# Task requirements
Copy out the listing in full, exactly as written, but not its pictures.

# Extracted data

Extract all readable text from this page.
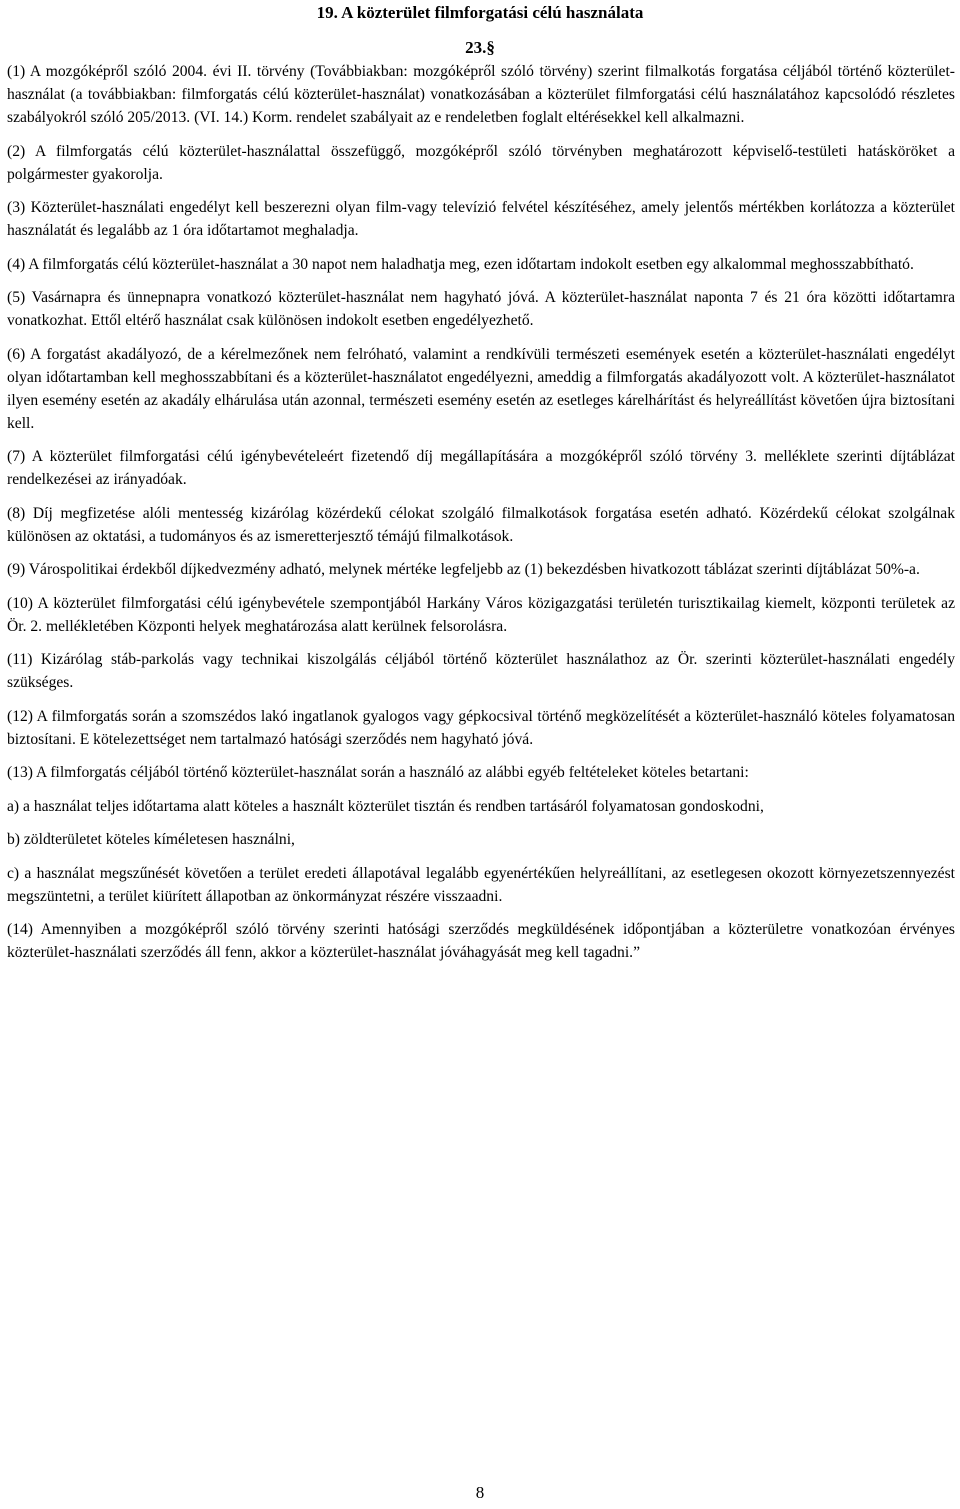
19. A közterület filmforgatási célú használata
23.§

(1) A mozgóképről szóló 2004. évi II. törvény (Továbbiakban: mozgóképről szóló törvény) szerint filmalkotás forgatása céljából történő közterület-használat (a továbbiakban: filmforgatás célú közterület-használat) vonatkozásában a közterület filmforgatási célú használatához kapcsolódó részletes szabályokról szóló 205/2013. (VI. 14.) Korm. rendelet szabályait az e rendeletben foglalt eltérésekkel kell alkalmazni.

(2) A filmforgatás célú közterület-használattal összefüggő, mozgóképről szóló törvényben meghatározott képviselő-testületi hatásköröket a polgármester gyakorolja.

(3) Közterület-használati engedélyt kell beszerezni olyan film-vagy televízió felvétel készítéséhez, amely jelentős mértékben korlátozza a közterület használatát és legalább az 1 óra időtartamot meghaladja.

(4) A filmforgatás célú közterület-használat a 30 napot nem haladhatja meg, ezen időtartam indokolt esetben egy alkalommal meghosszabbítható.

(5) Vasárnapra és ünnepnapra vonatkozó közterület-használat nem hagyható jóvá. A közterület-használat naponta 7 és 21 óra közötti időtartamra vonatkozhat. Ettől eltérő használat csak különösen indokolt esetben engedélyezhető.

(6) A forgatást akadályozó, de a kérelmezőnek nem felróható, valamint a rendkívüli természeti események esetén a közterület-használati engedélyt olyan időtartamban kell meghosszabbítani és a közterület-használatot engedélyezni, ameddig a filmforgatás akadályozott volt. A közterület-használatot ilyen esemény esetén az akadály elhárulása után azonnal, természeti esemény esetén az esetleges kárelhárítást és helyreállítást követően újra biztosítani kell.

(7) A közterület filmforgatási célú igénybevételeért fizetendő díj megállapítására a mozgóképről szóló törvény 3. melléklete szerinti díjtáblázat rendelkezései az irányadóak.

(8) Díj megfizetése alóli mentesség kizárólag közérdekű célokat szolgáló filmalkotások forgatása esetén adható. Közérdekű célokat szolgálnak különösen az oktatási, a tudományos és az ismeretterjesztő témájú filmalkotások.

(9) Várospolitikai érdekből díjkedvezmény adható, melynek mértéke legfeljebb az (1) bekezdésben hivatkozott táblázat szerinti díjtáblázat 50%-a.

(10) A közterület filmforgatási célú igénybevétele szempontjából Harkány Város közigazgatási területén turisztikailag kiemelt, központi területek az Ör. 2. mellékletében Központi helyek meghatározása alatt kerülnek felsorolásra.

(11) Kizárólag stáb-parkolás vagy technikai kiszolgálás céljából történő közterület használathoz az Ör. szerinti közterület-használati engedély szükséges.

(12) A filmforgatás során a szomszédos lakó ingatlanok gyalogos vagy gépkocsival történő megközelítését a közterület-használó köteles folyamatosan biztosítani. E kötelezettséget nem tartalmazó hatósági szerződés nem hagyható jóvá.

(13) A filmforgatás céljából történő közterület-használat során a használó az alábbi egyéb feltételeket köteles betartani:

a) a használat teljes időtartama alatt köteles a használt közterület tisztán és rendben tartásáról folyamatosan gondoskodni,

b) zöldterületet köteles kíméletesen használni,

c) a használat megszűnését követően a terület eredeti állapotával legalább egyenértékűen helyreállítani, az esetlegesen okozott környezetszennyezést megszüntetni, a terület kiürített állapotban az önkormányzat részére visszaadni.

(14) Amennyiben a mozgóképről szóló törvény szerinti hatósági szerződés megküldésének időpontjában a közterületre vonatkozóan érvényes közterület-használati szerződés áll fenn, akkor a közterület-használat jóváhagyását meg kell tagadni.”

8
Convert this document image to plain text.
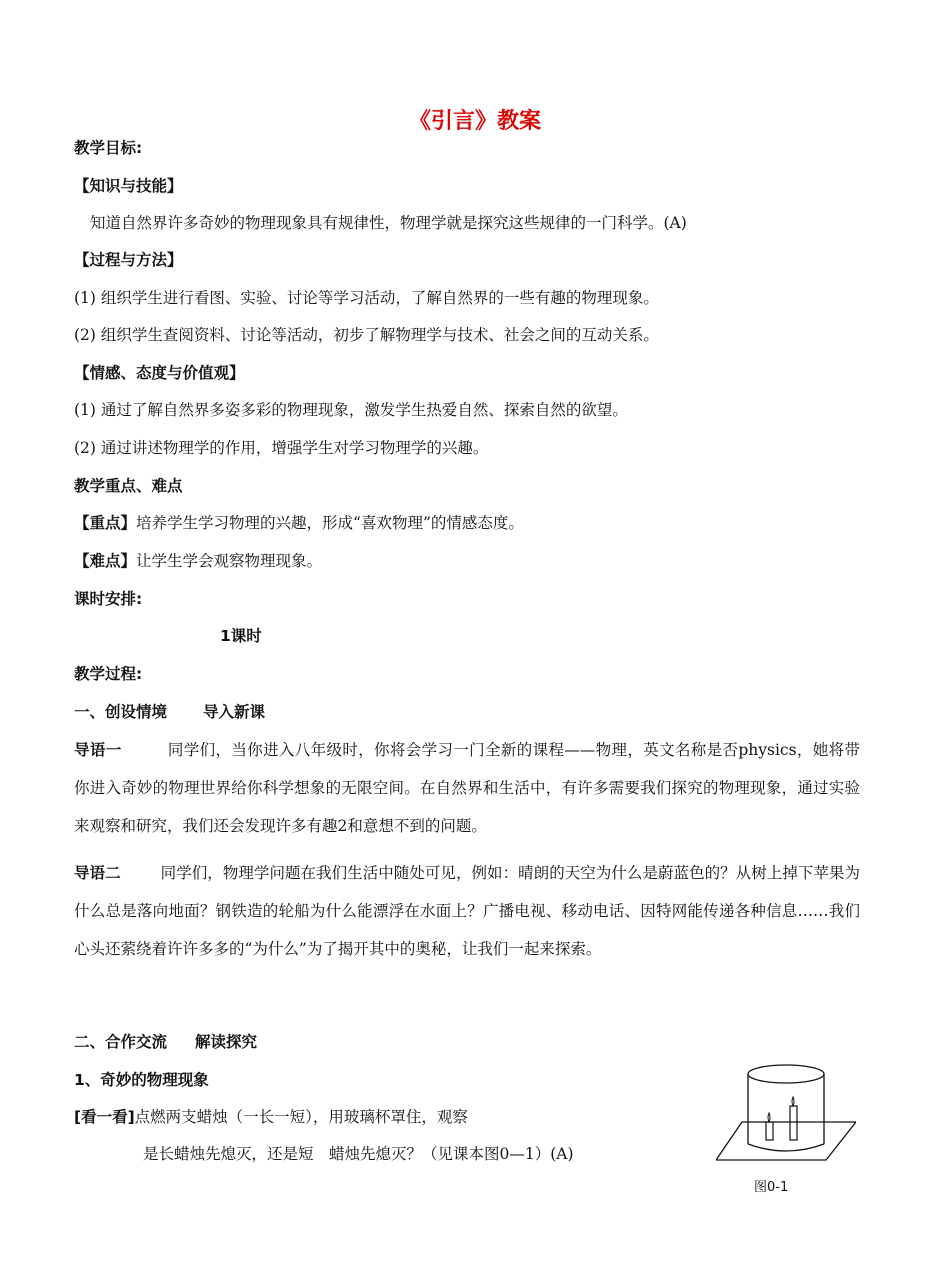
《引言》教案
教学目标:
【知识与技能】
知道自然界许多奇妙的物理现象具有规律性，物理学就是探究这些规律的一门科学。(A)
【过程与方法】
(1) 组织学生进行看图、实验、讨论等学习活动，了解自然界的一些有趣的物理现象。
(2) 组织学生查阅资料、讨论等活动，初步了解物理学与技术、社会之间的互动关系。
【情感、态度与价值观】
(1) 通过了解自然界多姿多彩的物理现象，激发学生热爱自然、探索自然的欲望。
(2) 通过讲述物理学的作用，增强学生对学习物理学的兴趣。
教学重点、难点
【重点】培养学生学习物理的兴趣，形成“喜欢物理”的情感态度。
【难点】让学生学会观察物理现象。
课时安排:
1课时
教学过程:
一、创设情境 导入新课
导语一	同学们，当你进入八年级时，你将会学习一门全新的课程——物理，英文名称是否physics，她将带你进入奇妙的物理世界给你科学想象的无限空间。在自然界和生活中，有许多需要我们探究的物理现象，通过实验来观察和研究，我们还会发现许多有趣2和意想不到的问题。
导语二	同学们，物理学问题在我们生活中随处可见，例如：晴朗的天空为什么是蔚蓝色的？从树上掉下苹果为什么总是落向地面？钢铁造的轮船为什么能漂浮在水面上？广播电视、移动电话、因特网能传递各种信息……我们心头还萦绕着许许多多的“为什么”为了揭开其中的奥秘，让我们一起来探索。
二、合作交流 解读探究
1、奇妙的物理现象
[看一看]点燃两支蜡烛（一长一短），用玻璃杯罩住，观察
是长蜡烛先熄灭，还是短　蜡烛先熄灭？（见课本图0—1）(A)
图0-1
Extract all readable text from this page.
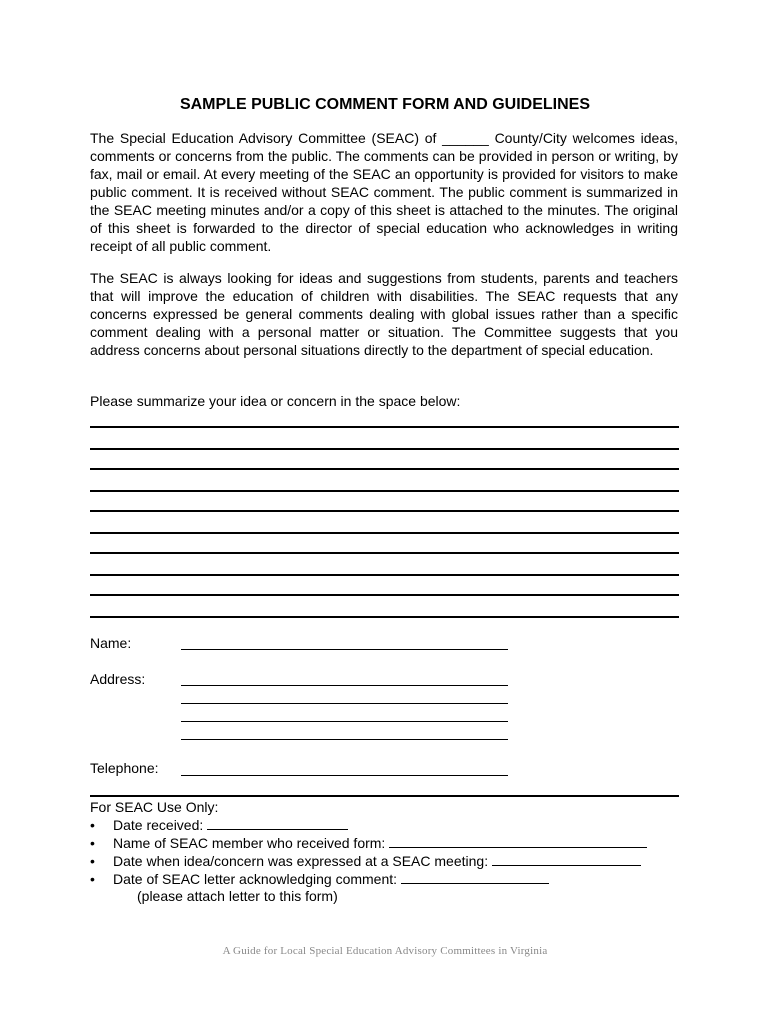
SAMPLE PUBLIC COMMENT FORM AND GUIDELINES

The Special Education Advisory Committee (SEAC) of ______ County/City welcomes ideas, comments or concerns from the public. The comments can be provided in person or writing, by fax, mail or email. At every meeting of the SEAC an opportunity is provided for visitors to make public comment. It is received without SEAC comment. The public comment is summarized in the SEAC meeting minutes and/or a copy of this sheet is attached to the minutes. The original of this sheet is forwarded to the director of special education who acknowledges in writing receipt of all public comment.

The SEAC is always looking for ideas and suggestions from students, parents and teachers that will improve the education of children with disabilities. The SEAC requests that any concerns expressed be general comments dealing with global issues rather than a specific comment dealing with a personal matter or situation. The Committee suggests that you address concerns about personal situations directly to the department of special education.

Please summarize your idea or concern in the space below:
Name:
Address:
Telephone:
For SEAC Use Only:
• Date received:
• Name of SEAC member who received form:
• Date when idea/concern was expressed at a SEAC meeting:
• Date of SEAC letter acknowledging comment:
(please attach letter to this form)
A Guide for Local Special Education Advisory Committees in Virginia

# Solution to the problem
Extract all readable text from this page.
19. A közterület filmforgatási célú használata
23.§

(1) A mozgóképről szóló 2004. évi II. törvény (Továbbiakban: mozgóképről szóló törvény) szerint filmalkotás forgatása céljából történő közterület-használat (a továbbiakban: filmforgatás célú közterület-használat) vonatkozásában a közterület filmforgatási célú használatához kapcsolódó részletes szabályokról szóló 205/2013. (VI. 14.) Korm. rendelet szabályait az e rendeletben foglalt eltérésekkel kell alkalmazni.

(2) A filmforgatás célú közterület-használattal összefüggő, mozgóképről szóló törvényben meghatározott képviselő-testületi hatásköröket a polgármester gyakorolja.

(3) Közterület-használati engedélyt kell beszerezni olyan film-vagy televízió felvétel készítéséhez, amely jelentős mértékben korlátozza a közterület használatát és legalább az 1 óra időtartamot meghaladja.

(4) A filmforgatás célú közterület-használat a 30 napot nem haladhatja meg, ezen időtartam indokolt esetben egy alkalommal meghosszabbítható.

(5) Vasárnapra és ünnepnapra vonatkozó közterület-használat nem hagyható jóvá. A közterület-használat naponta 7 és 21 óra közötti időtartamra vonatkozhat. Ettől eltérő használat csak különösen indokolt esetben engedélyezhető.

(6) A forgatást akadályozó, de a kérelmezőnek nem felróható, valamint a rendkívüli természeti események esetén a közterület-használati engedélyt olyan időtartamban kell meghosszabbítani és a közterület-használatot engedélyezni, ameddig a filmforgatás akadályozott volt. A közterület-használatot ilyen esemény esetén az akadály elhárulása után azonnal, természeti esemény esetén az esetleges kárelhárítást és helyreállítást követően újra biztosítani kell.

(7) A közterület filmforgatási célú igénybevételeért fizetendő díj megállapítására a mozgóképről szóló törvény 3. melléklete szerinti díjtáblázat rendelkezései az irányadóak.

(8) Díj megfizetése alóli mentesség kizárólag közérdekű célokat szolgáló filmalkotások forgatása esetén adható. Közérdekű célokat szolgálnak különösen az oktatási, a tudományos és az ismeretterjesztő témájú filmalkotások.

(9) Várospolitikai érdekből díjkedvezmény adható, melynek mértéke legfeljebb az (1) bekezdésben hivatkozott táblázat szerinti díjtáblázat 50%-a.

(10) A közterület filmforgatási célú igénybevétele szempontjából Harkány Város közigazgatási területén turisztikailag kiemelt, központi területek az Ör. 2. mellékletében Központi helyek meghatározása alatt kerülnek felsorolásra.

(11) Kizárólag stáb-parkolás vagy technikai kiszolgálás céljából történő közterület használathoz az Ör. szerinti közterület-használati engedély szükséges.

(12) A filmforgatás során a szomszédos lakó ingatlanok gyalogos vagy gépkocsival történő megközelítését a közterület-használó köteles folyamatosan biztosítani. E kötelezettséget nem tartalmazó hatósági szerződés nem hagyható jóvá.

(13) A filmforgatás céljából történő közterület-használat során a használó az alábbi egyéb feltételeket köteles betartani:

a) a használat teljes időtartama alatt köteles a használt közterület tisztán és rendben tartásáról folyamatosan gondoskodni,

b) zöldterületet köteles kíméletesen használni,

c) a használat megszűnését követően a terület eredeti állapotával legalább egyenértékűen helyreállítani, az esetlegesen okozott környezetszennyezést megszüntetni, a terület kiürített állapotban az önkormányzat részére visszaadni.

(14) Amennyiben a mozgóképről szóló törvény szerinti hatósági szerződés megküldésének időpontjában a közterületre vonatkozóan érvényes közterület-használati szerződés áll fenn, akkor a közterület-használat jóváhagyását meg kell tagadni.”

8
Convert this document image to plain text.
《引言》教案
教学目标:
【知识与技能】
知道自然界许多奇妙的物理现象具有规律性，物理学就是探究这些规律的一门科学。(A)
【过程与方法】
(1) 组织学生进行看图、实验、讨论等学习活动，了解自然界的一些有趣的物理现象。
(2) 组织学生查阅资料、讨论等活动，初步了解物理学与技术、社会之间的互动关系。
【情感、态度与价值观】
(1) 通过了解自然界多姿多彩的物理现象，激发学生热爱自然、探索自然的欲望。
(2) 通过讲述物理学的作用，增强学生对学习物理学的兴趣。
教学重点、难点
【重点】培养学生学习物理的兴趣，形成“喜欢物理”的情感态度。
【难点】让学生学会观察物理现象。
课时安排:
1课时
教学过程:
一、创设情境 导入新课
导语一	同学们，当你进入八年级时，你将会学习一门全新的课程——物理，英文名称是否physics，她将带你进入奇妙的物理世界给你科学想象的无限空间。在自然界和生活中，有许多需要我们探究的物理现象，通过实验来观察和研究，我们还会发现许多有趣2和意想不到的问题。
导语二	同学们，物理学问题在我们生活中随处可见，例如：晴朗的天空为什么是蔚蓝色的？从树上掉下苹果为什么总是落向地面？钢铁造的轮船为什么能漂浮在水面上？广播电视、移动电话、因特网能传递各种信息……我们心头还萦绕着许许多多的“为什么”为了揭开其中的奥秘，让我们一起来探索。
二、合作交流 解读探究
1、奇妙的物理现象
[看一看]点燃两支蜡烛（一长一短），用玻璃杯罩住，观察
是长蜡烛先熄灭，还是短　蜡烛先熄灭？（见课本图0—1）(A)
图0-1
Extract all readable text from this page.
SAMPLE PUBLIC COMMENT FORM AND GUIDELINES

The Special Education Advisory Committee (SEAC) of ______ County/City welcomes ideas, comments or concerns from the public. The comments can be provided in person or writing, by fax, mail or email. At every meeting of the SEAC an opportunity is provided for visitors to make public comment. It is received without SEAC comment. The public comment is summarized in the SEAC meeting minutes and/or a copy of this sheet is attached to the minutes. The original of this sheet is forwarded to the director of special education who acknowledges in writing receipt of all public comment.

The SEAC is always looking for ideas and suggestions from students, parents and teachers that will improve the education of children with disabilities. The SEAC requests that any concerns expressed be general comments dealing with global issues rather than a specific comment dealing with a personal matter or situation. The Committee suggests that you address concerns about personal situations directly to the department of special education.

Please summarize your idea or concern in the space below:
Name:
Address:
Telephone:
For SEAC Use Only:
• Date received:
• Name of SEAC member who received form:
• Date when idea/concern was expressed at a SEAC meeting:
• Date of SEAC letter acknowledging comment:
(please attach letter to this form)
A Guide for Local Special Education Advisory Committees in Virginia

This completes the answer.